═════ ENTRIES SUPPLIED

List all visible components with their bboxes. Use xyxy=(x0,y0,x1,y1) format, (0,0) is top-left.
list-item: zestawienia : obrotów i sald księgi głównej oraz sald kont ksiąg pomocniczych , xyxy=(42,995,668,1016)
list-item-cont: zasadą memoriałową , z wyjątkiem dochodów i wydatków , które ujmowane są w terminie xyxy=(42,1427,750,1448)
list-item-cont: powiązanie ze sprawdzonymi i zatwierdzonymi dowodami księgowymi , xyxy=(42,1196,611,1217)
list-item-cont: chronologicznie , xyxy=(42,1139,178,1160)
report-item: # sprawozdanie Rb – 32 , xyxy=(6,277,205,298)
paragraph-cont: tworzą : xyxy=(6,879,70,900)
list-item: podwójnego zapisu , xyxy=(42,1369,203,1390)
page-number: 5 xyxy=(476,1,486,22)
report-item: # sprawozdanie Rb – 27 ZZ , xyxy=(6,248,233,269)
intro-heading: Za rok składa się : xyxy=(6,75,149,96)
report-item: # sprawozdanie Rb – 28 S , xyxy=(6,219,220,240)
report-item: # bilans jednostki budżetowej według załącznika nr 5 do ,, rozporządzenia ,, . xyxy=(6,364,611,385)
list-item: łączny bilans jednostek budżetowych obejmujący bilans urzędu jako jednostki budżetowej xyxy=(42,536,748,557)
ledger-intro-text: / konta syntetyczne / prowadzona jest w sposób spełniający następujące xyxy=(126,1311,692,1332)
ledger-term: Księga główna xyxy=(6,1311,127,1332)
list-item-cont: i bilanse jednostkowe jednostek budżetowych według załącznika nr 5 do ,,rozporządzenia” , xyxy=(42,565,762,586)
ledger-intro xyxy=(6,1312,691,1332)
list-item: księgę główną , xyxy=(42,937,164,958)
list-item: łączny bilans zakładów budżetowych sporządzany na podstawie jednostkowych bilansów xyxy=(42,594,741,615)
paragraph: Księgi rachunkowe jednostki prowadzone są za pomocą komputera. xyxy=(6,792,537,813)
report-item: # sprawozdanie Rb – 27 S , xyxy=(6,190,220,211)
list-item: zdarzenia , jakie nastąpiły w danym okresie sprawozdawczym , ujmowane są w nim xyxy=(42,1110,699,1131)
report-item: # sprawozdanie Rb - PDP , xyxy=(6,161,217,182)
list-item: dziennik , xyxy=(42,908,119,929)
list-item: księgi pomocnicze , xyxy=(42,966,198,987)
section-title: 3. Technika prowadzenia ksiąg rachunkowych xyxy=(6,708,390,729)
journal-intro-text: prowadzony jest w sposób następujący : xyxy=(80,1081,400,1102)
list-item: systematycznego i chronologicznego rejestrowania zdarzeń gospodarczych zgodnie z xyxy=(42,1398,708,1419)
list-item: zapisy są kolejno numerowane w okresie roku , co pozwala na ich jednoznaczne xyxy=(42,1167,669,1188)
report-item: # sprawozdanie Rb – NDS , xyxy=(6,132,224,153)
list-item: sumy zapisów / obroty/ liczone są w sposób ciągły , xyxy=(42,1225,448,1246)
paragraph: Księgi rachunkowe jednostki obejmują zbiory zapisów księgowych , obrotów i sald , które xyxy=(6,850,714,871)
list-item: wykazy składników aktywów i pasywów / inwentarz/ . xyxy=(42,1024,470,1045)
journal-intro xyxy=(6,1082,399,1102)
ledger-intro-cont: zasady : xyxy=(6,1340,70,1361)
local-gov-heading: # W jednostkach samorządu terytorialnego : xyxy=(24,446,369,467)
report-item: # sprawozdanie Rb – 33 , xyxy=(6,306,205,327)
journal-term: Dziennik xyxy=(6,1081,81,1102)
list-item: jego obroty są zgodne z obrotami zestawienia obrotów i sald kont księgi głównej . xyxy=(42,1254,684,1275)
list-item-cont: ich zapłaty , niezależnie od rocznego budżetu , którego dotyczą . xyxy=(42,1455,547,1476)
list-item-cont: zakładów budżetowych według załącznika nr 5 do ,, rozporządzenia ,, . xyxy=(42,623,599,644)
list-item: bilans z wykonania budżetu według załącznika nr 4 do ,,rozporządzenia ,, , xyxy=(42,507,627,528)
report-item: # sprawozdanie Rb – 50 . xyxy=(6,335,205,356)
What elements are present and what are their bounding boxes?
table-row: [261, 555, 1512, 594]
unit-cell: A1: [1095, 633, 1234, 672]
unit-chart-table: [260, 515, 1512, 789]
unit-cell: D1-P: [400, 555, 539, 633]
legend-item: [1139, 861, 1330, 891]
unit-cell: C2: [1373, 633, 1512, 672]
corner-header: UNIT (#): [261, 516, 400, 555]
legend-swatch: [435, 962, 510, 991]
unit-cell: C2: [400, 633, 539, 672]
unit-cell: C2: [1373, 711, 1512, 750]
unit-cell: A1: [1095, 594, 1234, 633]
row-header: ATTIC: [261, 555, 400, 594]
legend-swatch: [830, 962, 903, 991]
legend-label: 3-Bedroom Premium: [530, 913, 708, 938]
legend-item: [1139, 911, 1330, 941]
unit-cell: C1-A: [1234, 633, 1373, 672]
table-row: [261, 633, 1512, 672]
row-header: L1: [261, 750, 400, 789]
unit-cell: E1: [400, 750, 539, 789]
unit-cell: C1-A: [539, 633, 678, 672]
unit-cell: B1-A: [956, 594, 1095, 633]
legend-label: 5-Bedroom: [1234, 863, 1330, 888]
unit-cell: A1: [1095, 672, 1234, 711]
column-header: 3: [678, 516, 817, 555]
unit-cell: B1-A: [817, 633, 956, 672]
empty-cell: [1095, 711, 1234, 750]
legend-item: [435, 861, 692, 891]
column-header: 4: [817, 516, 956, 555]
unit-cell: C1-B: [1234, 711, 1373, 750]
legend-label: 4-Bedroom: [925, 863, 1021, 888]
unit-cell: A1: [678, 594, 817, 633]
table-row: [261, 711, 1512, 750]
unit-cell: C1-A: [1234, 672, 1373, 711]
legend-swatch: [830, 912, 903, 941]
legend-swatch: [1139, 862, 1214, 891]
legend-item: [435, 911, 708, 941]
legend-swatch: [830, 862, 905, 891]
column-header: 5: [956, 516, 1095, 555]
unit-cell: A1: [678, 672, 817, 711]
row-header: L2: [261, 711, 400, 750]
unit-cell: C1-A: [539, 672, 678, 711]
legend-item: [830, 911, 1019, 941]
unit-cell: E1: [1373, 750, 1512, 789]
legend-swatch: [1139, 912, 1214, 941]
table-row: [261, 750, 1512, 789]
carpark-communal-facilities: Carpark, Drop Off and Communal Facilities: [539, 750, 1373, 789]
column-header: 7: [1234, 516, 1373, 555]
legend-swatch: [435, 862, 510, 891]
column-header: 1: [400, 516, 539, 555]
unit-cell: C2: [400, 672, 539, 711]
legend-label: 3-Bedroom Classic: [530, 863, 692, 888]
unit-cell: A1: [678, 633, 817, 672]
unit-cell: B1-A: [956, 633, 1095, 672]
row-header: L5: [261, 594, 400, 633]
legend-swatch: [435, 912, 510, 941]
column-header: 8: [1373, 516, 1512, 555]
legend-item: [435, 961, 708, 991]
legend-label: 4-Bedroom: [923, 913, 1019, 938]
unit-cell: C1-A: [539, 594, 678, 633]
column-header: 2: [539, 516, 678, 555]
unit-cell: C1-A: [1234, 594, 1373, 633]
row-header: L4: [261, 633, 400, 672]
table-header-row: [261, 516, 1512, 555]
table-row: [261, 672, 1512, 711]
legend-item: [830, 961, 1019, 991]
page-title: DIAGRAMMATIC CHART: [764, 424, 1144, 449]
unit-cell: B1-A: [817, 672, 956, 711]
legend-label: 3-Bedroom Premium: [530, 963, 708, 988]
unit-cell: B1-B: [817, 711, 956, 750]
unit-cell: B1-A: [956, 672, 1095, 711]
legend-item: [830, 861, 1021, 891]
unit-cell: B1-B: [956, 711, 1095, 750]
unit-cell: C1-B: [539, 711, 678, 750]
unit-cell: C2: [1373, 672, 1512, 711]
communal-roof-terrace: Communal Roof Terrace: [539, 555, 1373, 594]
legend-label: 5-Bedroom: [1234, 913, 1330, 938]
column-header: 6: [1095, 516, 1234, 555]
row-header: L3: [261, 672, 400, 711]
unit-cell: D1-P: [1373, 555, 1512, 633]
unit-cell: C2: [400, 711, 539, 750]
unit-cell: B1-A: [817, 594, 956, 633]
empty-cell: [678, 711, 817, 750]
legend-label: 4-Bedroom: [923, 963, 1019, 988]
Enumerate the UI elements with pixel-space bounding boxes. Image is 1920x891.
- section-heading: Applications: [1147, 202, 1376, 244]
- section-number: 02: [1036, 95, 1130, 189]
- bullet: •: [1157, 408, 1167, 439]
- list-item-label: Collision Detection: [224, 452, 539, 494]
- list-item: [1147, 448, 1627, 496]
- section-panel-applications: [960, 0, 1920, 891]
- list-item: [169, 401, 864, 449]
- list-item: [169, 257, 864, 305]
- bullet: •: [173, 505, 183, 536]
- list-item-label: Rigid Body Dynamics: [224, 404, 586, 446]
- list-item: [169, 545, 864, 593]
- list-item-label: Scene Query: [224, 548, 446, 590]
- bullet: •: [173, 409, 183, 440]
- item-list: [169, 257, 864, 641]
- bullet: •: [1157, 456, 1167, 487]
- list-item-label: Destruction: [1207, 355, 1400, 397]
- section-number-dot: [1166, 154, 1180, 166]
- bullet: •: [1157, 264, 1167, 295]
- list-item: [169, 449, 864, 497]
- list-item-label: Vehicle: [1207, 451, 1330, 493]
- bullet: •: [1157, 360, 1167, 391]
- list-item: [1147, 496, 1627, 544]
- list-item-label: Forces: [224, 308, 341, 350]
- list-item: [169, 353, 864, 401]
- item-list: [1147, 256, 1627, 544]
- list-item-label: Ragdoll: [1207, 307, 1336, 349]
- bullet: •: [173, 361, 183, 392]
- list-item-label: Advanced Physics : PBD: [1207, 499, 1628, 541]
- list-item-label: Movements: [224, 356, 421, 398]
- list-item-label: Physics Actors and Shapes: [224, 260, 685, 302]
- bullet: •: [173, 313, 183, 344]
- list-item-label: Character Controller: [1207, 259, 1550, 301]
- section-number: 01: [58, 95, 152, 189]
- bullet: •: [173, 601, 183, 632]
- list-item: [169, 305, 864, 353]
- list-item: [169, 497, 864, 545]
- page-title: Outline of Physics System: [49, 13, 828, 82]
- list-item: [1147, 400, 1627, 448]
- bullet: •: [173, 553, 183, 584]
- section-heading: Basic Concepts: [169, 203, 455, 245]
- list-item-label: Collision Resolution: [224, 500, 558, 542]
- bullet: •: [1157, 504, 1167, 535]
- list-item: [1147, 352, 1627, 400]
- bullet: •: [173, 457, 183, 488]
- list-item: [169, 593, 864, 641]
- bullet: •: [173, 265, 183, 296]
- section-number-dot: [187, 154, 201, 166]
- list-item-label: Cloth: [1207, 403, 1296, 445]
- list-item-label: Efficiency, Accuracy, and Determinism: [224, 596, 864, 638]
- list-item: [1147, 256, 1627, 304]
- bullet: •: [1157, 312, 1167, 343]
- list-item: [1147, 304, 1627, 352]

══════════

▶ [WORK TO BE COMPLETED]:
Starting from the first line of the records and ending after the line that contains "list-item: zestawienia : obrotów", rewrite those lines as a Markdown table with a Row column for the row number and a Line column for the line itself, leaving out any blank lines.

▶ [COMPLETED TASK]:
| Row | Line |
|---|---|
| 1 | List all visible components with their bboxes. Use xyxy=(x0,y0,x1,y1) format, (0,0) is top-left. |
| 2 | list-item: zestawienia : obrotów i sald księgi głównej oraz sald kont ksiąg pomocniczych , xyxy=(42,995,668,1016) |